AIM OF THE TASK -> Give only the number of lines that contain the word "World".

DATA FOR THIS TASK ->

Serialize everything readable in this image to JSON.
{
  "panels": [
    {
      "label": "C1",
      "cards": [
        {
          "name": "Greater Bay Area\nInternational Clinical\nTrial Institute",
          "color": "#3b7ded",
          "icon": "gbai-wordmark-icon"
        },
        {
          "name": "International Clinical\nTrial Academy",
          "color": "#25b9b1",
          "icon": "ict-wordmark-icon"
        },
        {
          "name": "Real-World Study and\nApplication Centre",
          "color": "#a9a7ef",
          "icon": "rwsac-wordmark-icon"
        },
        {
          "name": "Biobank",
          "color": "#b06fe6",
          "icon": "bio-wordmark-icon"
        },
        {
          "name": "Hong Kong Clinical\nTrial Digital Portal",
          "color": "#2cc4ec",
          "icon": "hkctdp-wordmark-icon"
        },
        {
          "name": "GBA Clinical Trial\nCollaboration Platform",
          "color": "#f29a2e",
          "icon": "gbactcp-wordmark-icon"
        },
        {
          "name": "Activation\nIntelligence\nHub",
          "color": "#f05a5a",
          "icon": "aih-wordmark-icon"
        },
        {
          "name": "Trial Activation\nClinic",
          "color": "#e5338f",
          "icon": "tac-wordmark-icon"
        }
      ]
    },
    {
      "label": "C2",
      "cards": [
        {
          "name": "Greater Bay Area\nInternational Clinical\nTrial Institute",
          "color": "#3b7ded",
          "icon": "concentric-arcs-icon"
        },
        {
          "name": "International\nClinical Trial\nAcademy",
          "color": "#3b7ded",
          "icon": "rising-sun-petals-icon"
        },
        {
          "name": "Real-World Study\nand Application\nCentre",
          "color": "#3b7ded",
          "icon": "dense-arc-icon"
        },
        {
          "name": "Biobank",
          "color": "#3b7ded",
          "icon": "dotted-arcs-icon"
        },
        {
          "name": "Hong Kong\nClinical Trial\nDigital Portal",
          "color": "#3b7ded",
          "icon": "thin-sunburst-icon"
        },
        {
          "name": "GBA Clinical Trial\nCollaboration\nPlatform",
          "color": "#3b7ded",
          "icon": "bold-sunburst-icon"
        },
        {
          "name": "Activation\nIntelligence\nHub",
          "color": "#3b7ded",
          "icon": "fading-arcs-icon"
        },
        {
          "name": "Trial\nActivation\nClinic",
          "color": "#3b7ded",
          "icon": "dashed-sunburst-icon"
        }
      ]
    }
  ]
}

TASK RESULT -> 2